(Stored records)
•••••

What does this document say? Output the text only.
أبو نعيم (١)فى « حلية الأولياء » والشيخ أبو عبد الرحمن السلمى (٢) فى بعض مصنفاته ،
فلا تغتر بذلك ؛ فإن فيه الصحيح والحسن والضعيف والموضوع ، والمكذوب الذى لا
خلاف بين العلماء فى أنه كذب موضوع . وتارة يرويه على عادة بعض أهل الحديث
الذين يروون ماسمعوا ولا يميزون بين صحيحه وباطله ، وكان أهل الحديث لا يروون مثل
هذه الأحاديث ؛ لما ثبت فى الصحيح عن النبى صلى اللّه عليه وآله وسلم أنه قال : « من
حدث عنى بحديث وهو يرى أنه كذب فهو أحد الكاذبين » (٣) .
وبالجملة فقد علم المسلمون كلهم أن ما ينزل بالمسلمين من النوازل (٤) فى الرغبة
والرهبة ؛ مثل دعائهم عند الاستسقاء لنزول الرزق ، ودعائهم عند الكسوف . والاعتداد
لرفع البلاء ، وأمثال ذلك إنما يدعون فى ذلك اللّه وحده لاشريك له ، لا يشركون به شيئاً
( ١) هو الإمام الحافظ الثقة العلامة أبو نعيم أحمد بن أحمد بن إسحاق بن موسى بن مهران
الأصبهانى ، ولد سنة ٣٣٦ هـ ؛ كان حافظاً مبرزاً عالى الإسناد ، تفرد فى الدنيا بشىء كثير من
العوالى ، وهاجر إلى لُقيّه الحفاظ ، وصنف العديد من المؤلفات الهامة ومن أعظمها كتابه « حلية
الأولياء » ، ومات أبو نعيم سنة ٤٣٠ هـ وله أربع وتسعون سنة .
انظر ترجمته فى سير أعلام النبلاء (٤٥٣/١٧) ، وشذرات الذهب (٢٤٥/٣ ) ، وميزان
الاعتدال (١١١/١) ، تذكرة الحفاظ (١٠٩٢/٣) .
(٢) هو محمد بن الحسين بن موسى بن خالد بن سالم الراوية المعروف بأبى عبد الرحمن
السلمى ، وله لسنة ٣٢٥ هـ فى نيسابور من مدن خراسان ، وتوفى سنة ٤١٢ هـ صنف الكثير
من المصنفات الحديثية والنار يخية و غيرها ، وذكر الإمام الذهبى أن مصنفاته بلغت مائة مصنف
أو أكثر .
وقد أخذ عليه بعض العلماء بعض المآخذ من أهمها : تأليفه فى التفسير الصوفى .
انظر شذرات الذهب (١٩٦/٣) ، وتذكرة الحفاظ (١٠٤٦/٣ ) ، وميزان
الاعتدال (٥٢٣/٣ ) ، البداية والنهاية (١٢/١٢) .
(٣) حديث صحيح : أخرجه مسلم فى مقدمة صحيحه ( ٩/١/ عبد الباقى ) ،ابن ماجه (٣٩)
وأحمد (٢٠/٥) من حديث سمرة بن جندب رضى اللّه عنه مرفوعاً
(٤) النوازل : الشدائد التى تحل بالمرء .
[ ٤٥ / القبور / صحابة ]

•••••

[The problem] Search the lines for "الأولياء". Copy each line that has it.

[Output for this exercise]
أبو نعيم (١)فى « حلية الأولياء » والشيخ أبو عبد الرحمن السلمى (٢) فى بعض مصنفاته ،
الأولياء » ، ومات أبو نعيم سنة ٤٣٠ هـ وله أربع وتسعون سنة .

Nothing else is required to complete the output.